> Direction:
Please repeat all of the lines that follow, exactly as written.

> Listed records:
+++
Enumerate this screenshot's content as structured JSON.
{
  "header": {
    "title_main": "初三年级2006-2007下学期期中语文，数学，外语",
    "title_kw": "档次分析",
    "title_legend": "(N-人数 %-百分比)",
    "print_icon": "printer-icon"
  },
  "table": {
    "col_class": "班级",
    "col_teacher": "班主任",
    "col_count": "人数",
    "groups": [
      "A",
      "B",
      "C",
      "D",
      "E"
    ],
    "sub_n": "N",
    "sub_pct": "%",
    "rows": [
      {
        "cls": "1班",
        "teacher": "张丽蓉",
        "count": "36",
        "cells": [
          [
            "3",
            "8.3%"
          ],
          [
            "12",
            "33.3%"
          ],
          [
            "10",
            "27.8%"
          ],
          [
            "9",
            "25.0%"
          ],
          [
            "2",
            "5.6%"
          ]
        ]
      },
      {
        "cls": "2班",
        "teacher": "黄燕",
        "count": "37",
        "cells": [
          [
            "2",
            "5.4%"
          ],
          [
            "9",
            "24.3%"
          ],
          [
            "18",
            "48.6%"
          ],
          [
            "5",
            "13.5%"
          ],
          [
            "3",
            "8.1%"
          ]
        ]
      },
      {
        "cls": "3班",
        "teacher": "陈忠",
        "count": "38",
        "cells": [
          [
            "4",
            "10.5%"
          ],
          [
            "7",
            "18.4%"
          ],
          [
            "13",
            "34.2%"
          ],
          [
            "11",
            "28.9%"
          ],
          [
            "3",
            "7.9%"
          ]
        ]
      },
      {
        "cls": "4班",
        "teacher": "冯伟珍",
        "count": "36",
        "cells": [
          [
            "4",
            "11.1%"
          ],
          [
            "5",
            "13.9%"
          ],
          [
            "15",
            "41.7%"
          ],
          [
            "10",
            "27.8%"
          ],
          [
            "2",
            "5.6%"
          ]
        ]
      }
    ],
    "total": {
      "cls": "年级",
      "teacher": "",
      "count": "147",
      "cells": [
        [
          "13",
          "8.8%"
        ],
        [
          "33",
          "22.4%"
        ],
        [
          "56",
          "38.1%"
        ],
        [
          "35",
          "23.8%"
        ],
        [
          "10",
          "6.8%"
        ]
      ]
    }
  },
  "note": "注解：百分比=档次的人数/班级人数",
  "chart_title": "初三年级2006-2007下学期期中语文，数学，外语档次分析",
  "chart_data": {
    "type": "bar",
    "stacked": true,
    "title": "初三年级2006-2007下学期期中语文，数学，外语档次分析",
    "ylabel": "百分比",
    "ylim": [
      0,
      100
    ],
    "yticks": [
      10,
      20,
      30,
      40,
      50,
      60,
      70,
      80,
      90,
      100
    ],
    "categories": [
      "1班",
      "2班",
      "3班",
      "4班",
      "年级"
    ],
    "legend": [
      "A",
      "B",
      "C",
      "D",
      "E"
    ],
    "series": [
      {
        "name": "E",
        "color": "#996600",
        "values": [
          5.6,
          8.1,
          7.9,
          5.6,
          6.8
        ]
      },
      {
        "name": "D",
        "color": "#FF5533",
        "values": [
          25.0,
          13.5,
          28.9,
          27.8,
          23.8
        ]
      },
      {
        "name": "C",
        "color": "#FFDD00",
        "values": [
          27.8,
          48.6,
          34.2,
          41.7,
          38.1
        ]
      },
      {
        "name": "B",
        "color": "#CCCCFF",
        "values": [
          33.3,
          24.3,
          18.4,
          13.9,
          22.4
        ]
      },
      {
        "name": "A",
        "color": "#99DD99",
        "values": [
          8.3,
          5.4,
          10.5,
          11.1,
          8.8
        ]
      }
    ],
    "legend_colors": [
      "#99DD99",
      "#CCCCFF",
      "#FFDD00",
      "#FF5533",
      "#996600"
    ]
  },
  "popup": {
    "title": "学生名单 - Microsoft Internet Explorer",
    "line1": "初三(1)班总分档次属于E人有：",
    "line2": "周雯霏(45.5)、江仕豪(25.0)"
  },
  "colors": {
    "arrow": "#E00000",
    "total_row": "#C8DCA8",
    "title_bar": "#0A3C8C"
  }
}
+++
> Answer to this task:
Enumerate this screenshot's content as structured JSON.
{
  "header": {
    "title_main": "初三年级2006-2007下学期期中语文，数学，外语",
    "title_kw": "档次分析",
    "title_legend": "(N-人数 %-百分比)",
    "print_icon": "printer-icon"
  },
  "table": {
    "col_class": "班级",
    "col_teacher": "班主任",
    "col_count": "人数",
    "groups": [
      "A",
      "B",
      "C",
      "D",
      "E"
    ],
    "sub_n": "N",
    "sub_pct": "%",
    "rows": [
      {
        "cls": "1班",
        "teacher": "张丽蓉",
        "count": "36",
        "cells": [
          [
            "3",
            "8.3%"
          ],
          [
            "12",
            "33.3%"
          ],
          [
            "10",
            "27.8%"
          ],
          [
            "9",
            "25.0%"
          ],
          [
            "2",
            "5.6%"
          ]
        ]
      },
      {
        "cls": "2班",
        "teacher": "黄燕",
        "count": "37",
        "cells": [
          [
            "2",
            "5.4%"
          ],
          [
            "9",
            "24.3%"
          ],
          [
            "18",
            "48.6%"
          ],
          [
            "5",
            "13.5%"
          ],
          [
            "3",
            "8.1%"
          ]
        ]
      },
      {
        "cls": "3班",
        "teacher": "陈忠",
        "count": "38",
        "cells": [
          [
            "4",
            "10.5%"
          ],
          [
            "7",
            "18.4%"
          ],
          [
            "13",
            "34.2%"
          ],
          [
            "11",
            "28.9%"
          ],
          [
            "3",
            "7.9%"
          ]
        ]
      },
      {
        "cls": "4班",
        "teacher": "冯伟珍",
        "count": "36",
        "cells": [
          [
            "4",
            "11.1%"
          ],
          [
            "5",
            "13.9%"
          ],
          [
            "15",
            "41.7%"
          ],
          [
            "10",
            "27.8%"
          ],
          [
            "2",
            "5.6%"
          ]
        ]
      }
    ],
    "total": {
      "cls": "年级",
      "teacher": "",
      "count": "147",
      "cells": [
        [
          "13",
          "8.8%"
        ],
        [
          "33",
          "22.4%"
        ],
        [
          "56",
          "38.1%"
        ],
        [
          "35",
          "23.8%"
        ],
        [
          "10",
          "6.8%"
        ]
      ]
    }
  },
  "note": "注解：百分比=档次的人数/班级人数",
  "chart_title": "初三年级2006-2007下学期期中语文，数学，外语档次分析",
  "chart_data": {
    "type": "bar",
    "stacked": true,
    "title": "初三年级2006-2007下学期期中语文，数学，外语档次分析",
    "ylabel": "百分比",
    "ylim": [
      0,
      100
    ],
    "yticks": [
      10,
      20,
      30,
      40,
      50,
      60,
      70,
      80,
      90,
      100
    ],
    "categories": [
      "1班",
      "2班",
      "3班",
      "4班",
      "年级"
    ],
    "legend": [
      "A",
      "B",
      "C",
      "D",
      "E"
    ],
    "series": [
      {
        "name": "E",
        "color": "#996600",
        "values": [
          5.6,
          8.1,
          7.9,
          5.6,
          6.8
        ]
      },
      {
        "name": "D",
        "color": "#FF5533",
        "values": [
          25.0,
          13.5,
          28.9,
          27.8,
          23.8
        ]
      },
      {
        "name": "C",
        "color": "#FFDD00",
        "values": [
          27.8,
          48.6,
          34.2,
          41.7,
          38.1
        ]
      },
      {
        "name": "B",
        "color": "#CCCCFF",
        "values": [
          33.3,
          24.3,
          18.4,
          13.9,
          22.4
        ]
      },
      {
        "name": "A",
        "color": "#99DD99",
        "values": [
          8.3,
          5.4,
          10.5,
          11.1,
          8.8
        ]
      }
    ],
    "legend_colors": [
      "#99DD99",
      "#CCCCFF",
      "#FFDD00",
      "#FF5533",
      "#996600"
    ]
  },
  "popup": {
    "title": "学生名单 - Microsoft Internet Explorer",
    "line1": "初三(1)班总分档次属于E人有：",
    "line2": "周雯霏(45.5)、江仕豪(25.0)"
  },
  "colors": {
    "arrow": "#E00000",
    "total_row": "#C8DCA8",
    "title_bar": "#0A3C8C"
  }
}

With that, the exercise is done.